Collected data entries

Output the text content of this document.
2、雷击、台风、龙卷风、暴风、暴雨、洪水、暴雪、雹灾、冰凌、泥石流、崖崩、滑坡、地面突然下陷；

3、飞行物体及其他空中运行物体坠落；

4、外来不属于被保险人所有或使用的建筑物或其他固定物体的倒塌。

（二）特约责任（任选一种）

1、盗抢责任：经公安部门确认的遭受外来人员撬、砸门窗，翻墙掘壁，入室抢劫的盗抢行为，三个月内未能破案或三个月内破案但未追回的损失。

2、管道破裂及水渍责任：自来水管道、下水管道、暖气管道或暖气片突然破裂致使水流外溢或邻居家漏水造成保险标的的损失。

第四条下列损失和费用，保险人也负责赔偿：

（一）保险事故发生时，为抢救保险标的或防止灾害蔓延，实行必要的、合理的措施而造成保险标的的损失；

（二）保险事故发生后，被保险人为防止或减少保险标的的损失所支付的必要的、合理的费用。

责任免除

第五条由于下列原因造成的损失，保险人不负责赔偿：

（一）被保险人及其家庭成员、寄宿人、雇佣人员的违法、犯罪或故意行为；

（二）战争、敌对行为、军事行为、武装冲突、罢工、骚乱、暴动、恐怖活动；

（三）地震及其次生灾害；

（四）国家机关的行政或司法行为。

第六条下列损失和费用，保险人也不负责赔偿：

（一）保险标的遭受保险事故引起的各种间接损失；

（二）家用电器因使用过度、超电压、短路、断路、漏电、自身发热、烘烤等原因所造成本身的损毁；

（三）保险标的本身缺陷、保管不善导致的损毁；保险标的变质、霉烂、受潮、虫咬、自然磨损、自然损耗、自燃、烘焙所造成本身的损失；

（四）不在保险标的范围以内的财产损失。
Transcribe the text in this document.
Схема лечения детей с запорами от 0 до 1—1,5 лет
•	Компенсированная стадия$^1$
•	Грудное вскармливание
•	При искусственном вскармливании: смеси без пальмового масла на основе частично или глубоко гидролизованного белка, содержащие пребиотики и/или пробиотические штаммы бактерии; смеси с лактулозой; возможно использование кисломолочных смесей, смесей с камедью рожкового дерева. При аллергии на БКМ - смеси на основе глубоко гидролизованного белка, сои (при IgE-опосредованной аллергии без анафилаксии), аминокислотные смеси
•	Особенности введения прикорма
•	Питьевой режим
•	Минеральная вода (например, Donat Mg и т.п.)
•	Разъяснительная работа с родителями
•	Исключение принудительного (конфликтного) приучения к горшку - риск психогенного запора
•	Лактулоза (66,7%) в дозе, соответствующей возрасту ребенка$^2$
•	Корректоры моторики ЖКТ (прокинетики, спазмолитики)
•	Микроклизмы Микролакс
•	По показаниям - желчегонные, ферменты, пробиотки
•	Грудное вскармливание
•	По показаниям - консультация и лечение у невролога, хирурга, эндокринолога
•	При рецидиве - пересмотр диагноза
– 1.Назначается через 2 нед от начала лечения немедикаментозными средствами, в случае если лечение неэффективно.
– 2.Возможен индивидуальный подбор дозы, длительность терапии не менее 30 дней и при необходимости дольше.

#### [TO BE DONE]
Gather all lines from the listing above in which "text" occurs.

#### [WRITTEN SOLUTION]
Output the text content of this document.
Transcribe the text in this document.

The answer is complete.